┌────────
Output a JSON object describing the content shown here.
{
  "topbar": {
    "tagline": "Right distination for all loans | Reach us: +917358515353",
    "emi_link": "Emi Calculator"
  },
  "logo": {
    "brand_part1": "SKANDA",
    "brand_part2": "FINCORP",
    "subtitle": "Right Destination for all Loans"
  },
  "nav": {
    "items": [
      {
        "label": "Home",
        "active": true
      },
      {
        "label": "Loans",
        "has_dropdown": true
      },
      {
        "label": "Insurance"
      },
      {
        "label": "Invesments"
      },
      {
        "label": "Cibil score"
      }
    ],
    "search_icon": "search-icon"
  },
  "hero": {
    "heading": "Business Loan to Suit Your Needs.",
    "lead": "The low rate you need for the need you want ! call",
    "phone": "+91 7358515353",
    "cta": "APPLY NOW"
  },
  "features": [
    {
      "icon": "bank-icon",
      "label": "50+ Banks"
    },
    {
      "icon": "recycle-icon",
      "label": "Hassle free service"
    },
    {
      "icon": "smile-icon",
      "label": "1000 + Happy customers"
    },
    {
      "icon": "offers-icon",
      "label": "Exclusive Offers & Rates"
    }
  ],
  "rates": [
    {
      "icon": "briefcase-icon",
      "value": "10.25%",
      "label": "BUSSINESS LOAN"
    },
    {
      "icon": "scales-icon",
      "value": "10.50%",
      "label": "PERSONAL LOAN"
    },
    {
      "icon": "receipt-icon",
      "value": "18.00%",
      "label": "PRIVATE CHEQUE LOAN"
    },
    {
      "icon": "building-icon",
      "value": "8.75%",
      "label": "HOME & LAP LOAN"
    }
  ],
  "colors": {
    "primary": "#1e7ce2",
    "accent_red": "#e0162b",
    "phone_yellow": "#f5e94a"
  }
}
└────────
Goal: Return each line of the data exactly as written above.

Solution for this task:
Output a JSON object describing the content shown here.
{
  "topbar": {
    "tagline": "Right distination for all loans | Reach us: +917358515353",
    "emi_link": "Emi Calculator"
  },
  "logo": {
    "brand_part1": "SKANDA",
    "brand_part2": "FINCORP",
    "subtitle": "Right Destination for all Loans"
  },
  "nav": {
    "items": [
      {
        "label": "Home",
        "active": true
      },
      {
        "label": "Loans",
        "has_dropdown": true
      },
      {
        "label": "Insurance"
      },
      {
        "label": "Invesments"
      },
      {
        "label": "Cibil score"
      }
    ],
    "search_icon": "search-icon"
  },
  "hero": {
    "heading": "Business Loan to Suit Your Needs.",
    "lead": "The low rate you need for the need you want ! call",
    "phone": "+91 7358515353",
    "cta": "APPLY NOW"
  },
  "features": [
    {
      "icon": "bank-icon",
      "label": "50+ Banks"
    },
    {
      "icon": "recycle-icon",
      "label": "Hassle free service"
    },
    {
      "icon": "smile-icon",
      "label": "1000 + Happy customers"
    },
    {
      "icon": "offers-icon",
      "label": "Exclusive Offers & Rates"
    }
  ],
  "rates": [
    {
      "icon": "briefcase-icon",
      "value": "10.25%",
      "label": "BUSSINESS LOAN"
    },
    {
      "icon": "scales-icon",
      "value": "10.50%",
      "label": "PERSONAL LOAN"
    },
    {
      "icon": "receipt-icon",
      "value": "18.00%",
      "label": "PRIVATE CHEQUE LOAN"
    },
    {
      "icon": "building-icon",
      "value": "8.75%",
      "label": "HOME & LAP LOAN"
    }
  ],
  "colors": {
    "primary": "#1e7ce2",
    "accent_red": "#e0162b",
    "phone_yellow": "#f5e94a"
  }
}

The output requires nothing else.